GIVEN RECORDS –
>>>>>

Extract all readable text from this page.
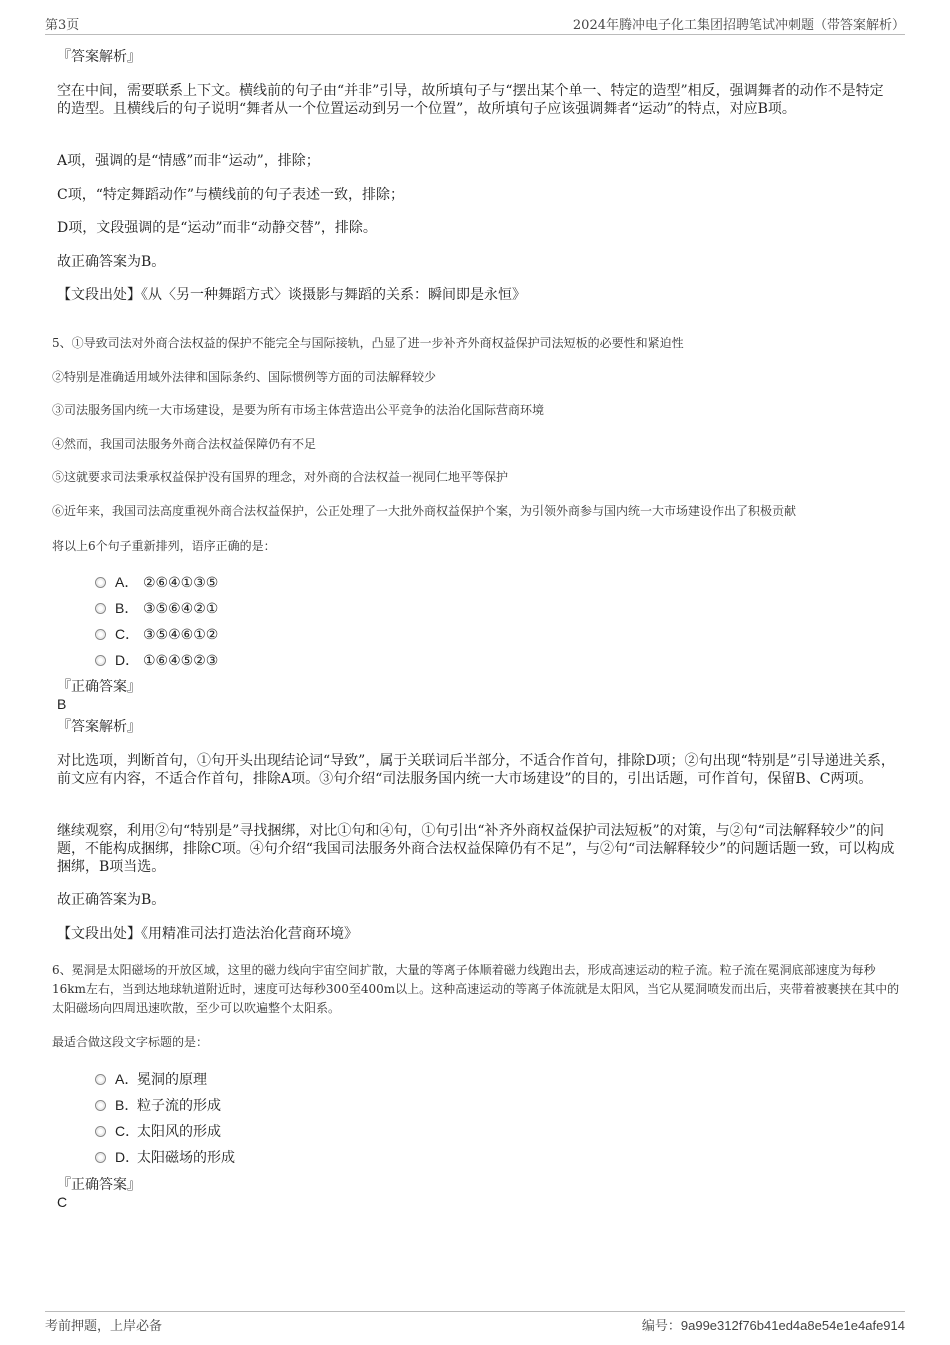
第3页	2024年腾冲电子化工集团招聘笔试冲刺题（带答案解析）
『答案解析』
空在中间，需要联系上下文。横线前的句子由“并非”引导，故所填句子与“摆出某个单一、特定的造型”相反，强调舞者的动作不是特定的造型。且横线后的句子说明“舞者从一个位置运动到另一个位置”，故所填句子应该强调舞者“运动”的特点，对应B项。
A项，强调的是“情感”而非“运动”，排除；
C项，“特定舞蹈动作”与横线前的句子表述一致，排除；
D项，文段强调的是“运动”而非“动静交替”，排除。
故正确答案为B。
【文段出处】《从〈另一种舞蹈方式〉谈摄影与舞蹈的关系：瞬间即是永恒》
5、①导致司法对外商合法权益的保护不能完全与国际接轨，凸显了进一步补齐外商权益保护司法短板的必要性和紧迫性
②特别是准确适用域外法律和国际条约、国际惯例等方面的司法解释较少
③司法服务国内统一大市场建设，是要为所有市场主体营造出公平竞争的法治化国际营商环境
④然而，我国司法服务外商合法权益保障仍有不足
⑤这就要求司法秉承权益保护没有国界的理念，对外商的合法权益一视同仁地平等保护
⑥近年来，我国司法高度重视外商合法权益保护，公正处理了一大批外商权益保护个案，为引领外商参与国内统一大市场建设作出了积极贡献
将以上6个句子重新排列，语序正确的是：
A． ②⑥④①③⑤
B． ③⑤⑥④②①
C． ③⑤④⑥①②
D． ①⑥④⑤②③
『正确答案』
B
『答案解析』
对比选项，判断首句，①句开头出现结论词“导致”，属于关联词后半部分，不适合作首句，排除D项；②句出现“特别是”引导递进关系，前文应有内容，不适合作首句，排除A项。③句介绍“司法服务国内统一大市场建设”的目的，引出话题，可作首句，保留B、C两项。
继续观察，利用②句“特别是”寻找捆绑，对比①句和④句，①句引出“补齐外商权益保护司法短板”的对策，与②句“司法解释较少”的问题，不能构成捆绑，排除C项。④句介绍“我国司法服务外商合法权益保障仍有不足”，与②句“司法解释较少”的问题话题一致，可以构成捆绑，B项当选。
故正确答案为B。
【文段出处】《用精准司法打造法治化营商环境》
6、冕洞是太阳磁场的开放区域，这里的磁力线向宇宙空间扩散，大量的等离子体顺着磁力线跑出去，形成高速运动的粒子流。粒子流在冕洞底部速度为每秒16km左右，当到达地球轨道附近时，速度可达每秒300至400m以上。这种高速运动的等离子体流就是太阳风，当它从冕洞喷发而出后，夹带着被裹挟在其中的太阳磁场向四周迅速吹散，至少可以吹遍整个太阳系。
最适合做这段文字标题的是：
A．冕洞的原理
B．粒子流的形成
C．太阳风的形成
D．太阳磁场的形成
『正确答案』
C
考前押题，上岸必备	编号：9a99e312f76b41ed4a8e54e1e4afe914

<<<<<

EXERCISE DETAILS – Report every line containing the word "文段出处" from the listing above.

FINAL RESULT –
【文段出处】《从〈另一种舞蹈方式〉谈摄影与舞蹈的关系：瞬间即是永恒》
【文段出处】《用精准司法打造法治化营商环境》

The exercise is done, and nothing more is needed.